§ Aim:
Select the lines below containing the word "JSON".

§ Material for the task:
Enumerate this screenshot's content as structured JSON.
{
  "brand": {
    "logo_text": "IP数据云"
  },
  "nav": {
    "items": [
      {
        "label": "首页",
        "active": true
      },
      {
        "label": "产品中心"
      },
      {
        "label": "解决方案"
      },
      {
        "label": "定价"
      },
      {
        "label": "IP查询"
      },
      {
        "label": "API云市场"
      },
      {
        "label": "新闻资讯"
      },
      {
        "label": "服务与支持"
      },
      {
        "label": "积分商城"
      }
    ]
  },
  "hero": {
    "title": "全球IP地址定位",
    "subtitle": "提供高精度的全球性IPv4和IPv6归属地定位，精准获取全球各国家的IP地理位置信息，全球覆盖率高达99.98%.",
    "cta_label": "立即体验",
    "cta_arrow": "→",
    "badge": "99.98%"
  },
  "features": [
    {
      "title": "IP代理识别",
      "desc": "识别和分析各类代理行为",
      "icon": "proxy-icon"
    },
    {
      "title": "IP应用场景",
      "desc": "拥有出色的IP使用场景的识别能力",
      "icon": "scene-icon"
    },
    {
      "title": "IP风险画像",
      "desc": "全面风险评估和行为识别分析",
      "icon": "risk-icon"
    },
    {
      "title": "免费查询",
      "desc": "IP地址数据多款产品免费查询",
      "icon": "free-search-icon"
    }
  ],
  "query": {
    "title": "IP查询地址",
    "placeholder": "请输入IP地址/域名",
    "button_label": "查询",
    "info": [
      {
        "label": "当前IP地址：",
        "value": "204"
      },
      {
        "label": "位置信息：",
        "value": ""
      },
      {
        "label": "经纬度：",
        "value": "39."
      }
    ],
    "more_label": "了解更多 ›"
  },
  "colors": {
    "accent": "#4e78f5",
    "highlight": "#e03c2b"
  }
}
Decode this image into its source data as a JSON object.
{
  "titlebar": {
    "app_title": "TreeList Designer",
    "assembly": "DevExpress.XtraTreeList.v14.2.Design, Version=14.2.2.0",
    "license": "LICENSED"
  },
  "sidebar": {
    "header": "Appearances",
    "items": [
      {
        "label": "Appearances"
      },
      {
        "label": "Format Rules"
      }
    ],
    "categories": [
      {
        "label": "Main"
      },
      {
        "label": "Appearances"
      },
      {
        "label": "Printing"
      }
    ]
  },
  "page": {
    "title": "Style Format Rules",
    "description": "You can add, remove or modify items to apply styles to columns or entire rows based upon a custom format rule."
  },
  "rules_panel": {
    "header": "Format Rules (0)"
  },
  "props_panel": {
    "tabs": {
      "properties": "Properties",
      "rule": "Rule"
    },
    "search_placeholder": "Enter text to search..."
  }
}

§ Full response:
Enumerate this screenshot's content as structured JSON.
Decode this image into its source data as a JSON object.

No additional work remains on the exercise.